What needs to be done: From the entries that follow, list every line in which the string "subtitle" appears.

--- The data ---

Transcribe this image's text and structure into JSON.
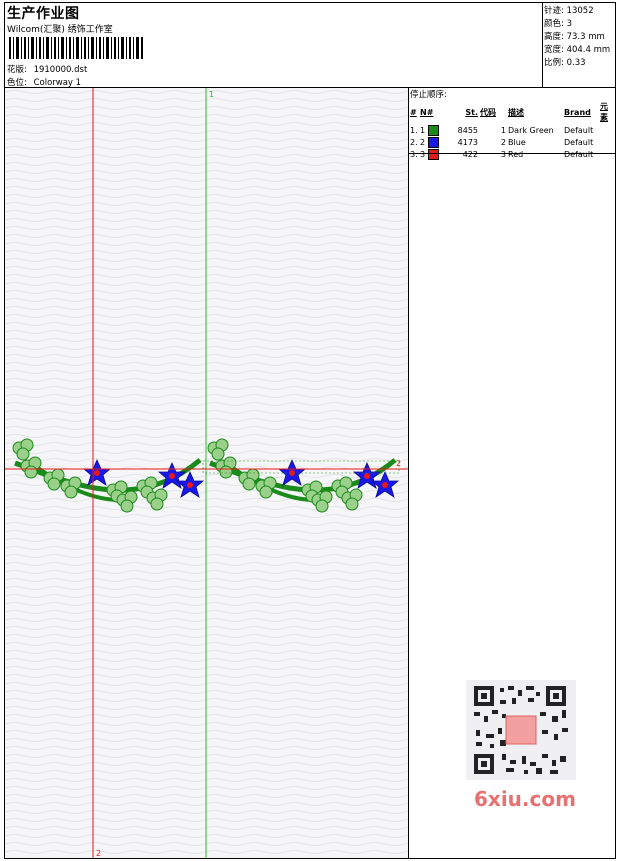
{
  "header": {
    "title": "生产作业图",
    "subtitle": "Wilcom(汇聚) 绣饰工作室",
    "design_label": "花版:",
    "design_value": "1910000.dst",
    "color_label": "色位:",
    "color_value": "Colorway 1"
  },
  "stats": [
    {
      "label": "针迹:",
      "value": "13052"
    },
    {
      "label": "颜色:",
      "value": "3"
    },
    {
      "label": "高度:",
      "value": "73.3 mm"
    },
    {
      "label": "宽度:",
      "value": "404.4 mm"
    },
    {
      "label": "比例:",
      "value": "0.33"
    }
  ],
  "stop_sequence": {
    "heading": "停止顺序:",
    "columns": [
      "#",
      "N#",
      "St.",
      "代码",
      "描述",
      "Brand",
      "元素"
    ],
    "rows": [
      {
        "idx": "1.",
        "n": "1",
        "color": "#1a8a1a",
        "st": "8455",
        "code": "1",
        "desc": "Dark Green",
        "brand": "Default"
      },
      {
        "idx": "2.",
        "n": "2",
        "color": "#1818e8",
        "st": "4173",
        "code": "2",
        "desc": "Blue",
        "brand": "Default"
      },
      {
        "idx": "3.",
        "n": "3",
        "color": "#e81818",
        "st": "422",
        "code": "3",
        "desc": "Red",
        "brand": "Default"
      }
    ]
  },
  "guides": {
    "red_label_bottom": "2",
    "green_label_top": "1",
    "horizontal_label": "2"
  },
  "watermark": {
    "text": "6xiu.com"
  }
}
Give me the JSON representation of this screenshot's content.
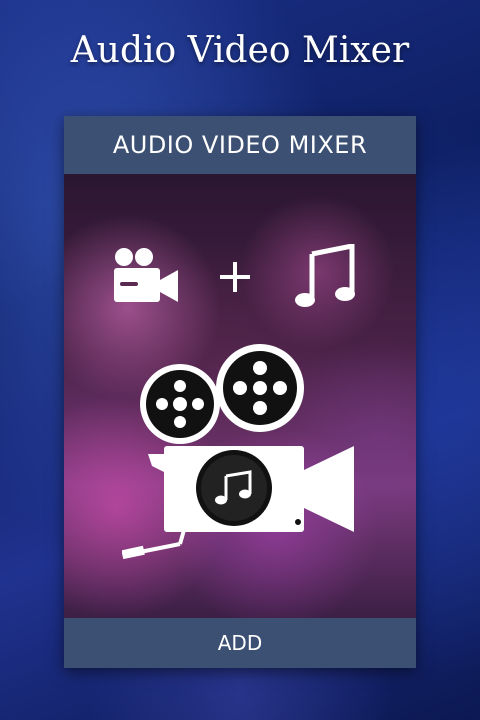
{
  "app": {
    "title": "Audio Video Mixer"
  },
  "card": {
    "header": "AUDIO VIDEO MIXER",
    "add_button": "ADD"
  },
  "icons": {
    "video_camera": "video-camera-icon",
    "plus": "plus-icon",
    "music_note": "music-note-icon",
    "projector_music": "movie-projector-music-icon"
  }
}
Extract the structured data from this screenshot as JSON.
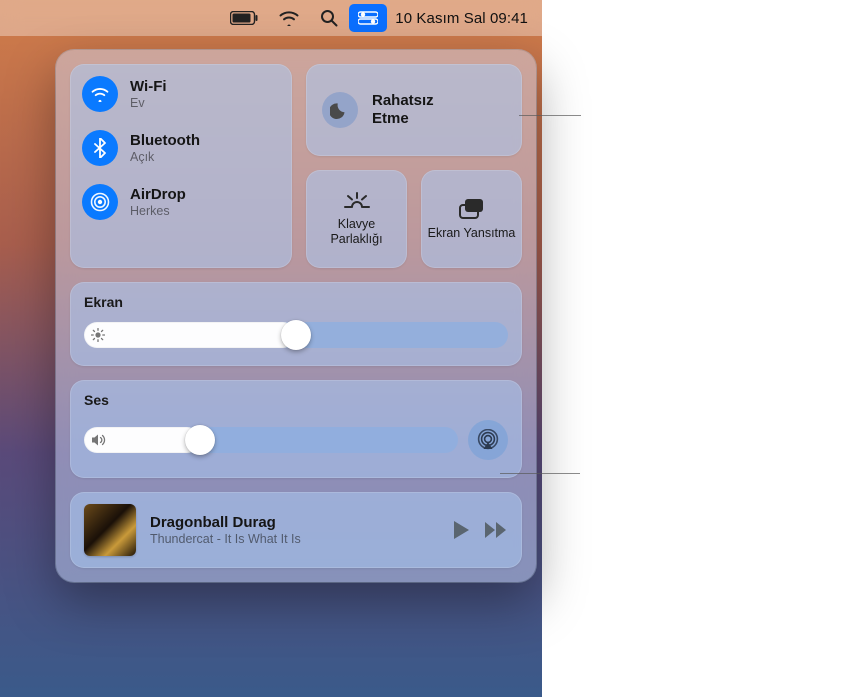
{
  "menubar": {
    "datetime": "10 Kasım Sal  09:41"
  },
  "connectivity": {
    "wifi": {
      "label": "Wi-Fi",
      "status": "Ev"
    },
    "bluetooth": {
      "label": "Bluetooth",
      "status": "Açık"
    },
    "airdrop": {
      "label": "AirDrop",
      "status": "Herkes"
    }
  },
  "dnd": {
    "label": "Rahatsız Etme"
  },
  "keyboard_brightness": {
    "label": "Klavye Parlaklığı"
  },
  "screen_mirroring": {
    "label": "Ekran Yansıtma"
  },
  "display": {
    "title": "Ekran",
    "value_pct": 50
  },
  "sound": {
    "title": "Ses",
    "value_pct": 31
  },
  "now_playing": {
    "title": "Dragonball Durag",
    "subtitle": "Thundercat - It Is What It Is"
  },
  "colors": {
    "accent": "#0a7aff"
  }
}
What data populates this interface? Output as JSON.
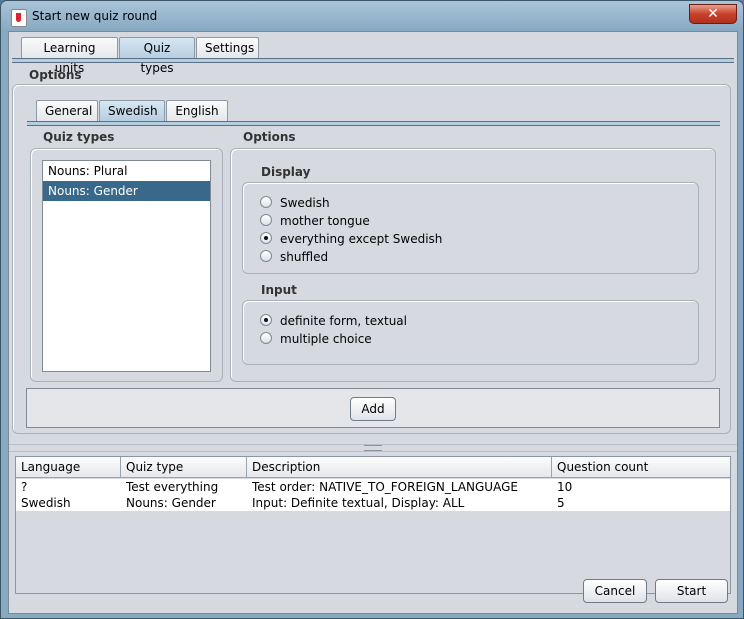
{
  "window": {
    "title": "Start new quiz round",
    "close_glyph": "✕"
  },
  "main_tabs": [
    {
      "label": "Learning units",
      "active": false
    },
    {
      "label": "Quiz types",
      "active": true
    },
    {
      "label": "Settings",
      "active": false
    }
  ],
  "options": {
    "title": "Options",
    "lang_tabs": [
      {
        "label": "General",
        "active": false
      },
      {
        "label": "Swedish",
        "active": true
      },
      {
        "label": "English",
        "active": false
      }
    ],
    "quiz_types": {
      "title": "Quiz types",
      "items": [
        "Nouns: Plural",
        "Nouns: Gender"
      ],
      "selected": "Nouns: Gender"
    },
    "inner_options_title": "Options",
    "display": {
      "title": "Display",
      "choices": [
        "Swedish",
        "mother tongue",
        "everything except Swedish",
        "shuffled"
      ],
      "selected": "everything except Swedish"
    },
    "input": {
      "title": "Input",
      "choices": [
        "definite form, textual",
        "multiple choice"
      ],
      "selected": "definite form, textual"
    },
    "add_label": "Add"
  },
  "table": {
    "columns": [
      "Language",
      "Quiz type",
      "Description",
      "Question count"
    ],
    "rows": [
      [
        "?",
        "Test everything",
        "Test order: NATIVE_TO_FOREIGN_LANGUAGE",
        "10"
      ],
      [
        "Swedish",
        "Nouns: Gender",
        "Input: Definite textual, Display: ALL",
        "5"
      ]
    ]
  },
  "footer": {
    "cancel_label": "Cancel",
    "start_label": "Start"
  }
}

---

Solution to this task:
    "subtitle": "Wilcom(汇聚) 绣饰工作室",
    "subtitle": "Thundercat - It Is What It Is"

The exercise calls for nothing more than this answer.